▸ RECORDS FOR THE EXERCISE
┌──

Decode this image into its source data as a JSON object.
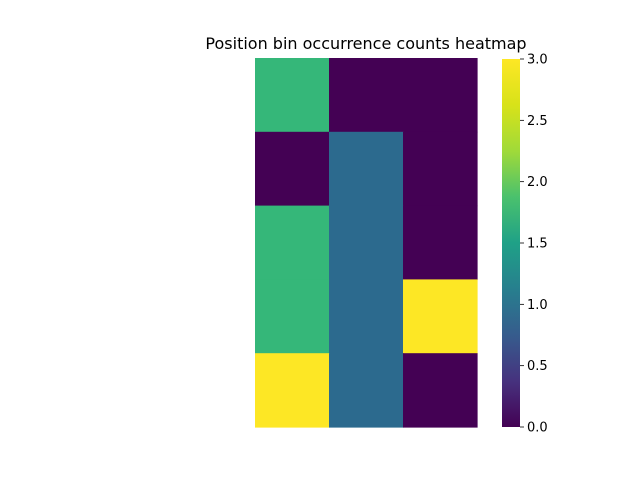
{
  "chart_data": {
    "type": "heatmap",
    "title": "Position bin occurrence counts heatmap",
    "xlabel": "",
    "ylabel": "",
    "rows": 5,
    "cols": 3,
    "values": [
      [
        2,
        0,
        0
      ],
      [
        0,
        1,
        0
      ],
      [
        2,
        1,
        0
      ],
      [
        2,
        1,
        3
      ],
      [
        3,
        1,
        0
      ]
    ],
    "colormap": "viridis",
    "vmin": 0,
    "vmax": 3,
    "colorbar": {
      "ticks": [
        0.0,
        0.5,
        1.0,
        1.5,
        2.0,
        2.5,
        3.0
      ],
      "tick_labels": [
        "0.0",
        "0.5",
        "1.0",
        "1.5",
        "2.0",
        "2.5",
        "3.0"
      ]
    },
    "colors": {
      "0": "#440154",
      "1": "#2c6a8e",
      "2": "#35b779",
      "3": "#fde725"
    }
  }
}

└──

▸ GOAL OF THE EXERCISE
Search the data for the string "heatmap" and copy each line where it appears.

▸ TASK RESPONSE
    "type": "heatmap",
    "title": "Position bin occurrence counts heatmap",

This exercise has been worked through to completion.